(Extracted records)
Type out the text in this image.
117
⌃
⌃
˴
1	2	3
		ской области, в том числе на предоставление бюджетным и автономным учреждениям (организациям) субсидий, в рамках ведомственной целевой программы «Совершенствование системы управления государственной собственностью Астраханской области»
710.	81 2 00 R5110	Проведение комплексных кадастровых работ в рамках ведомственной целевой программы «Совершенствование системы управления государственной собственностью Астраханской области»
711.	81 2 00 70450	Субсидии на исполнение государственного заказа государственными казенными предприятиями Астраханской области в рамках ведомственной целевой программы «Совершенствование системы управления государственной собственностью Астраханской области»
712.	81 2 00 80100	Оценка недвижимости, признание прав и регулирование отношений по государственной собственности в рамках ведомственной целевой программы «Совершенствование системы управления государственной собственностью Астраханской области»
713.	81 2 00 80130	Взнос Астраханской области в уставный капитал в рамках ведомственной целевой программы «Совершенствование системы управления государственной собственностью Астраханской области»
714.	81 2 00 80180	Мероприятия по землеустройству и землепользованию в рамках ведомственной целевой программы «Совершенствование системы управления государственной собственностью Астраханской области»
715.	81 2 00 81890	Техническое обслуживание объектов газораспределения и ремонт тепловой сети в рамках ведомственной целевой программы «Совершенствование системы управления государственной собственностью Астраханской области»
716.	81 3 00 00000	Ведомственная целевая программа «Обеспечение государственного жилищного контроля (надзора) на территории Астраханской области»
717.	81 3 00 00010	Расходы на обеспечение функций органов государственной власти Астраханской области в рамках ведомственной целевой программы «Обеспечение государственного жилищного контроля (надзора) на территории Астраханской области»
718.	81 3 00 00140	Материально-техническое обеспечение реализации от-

**Task instructions**
Gather up the lines that contain the word "территории".

**Complete answer**
716.	81 3 00 00000	Ведомственная целевая программа «Обеспечение государственного жилищного контроля (надзора) на территории Астраханской области»
717.	81 3 00 00010	Расходы на обеспечение функций органов государственной власти Астраханской области в рамках ведомственной целевой программы «Обеспечение государственного жилищного контроля (надзора) на территории Астраханской области»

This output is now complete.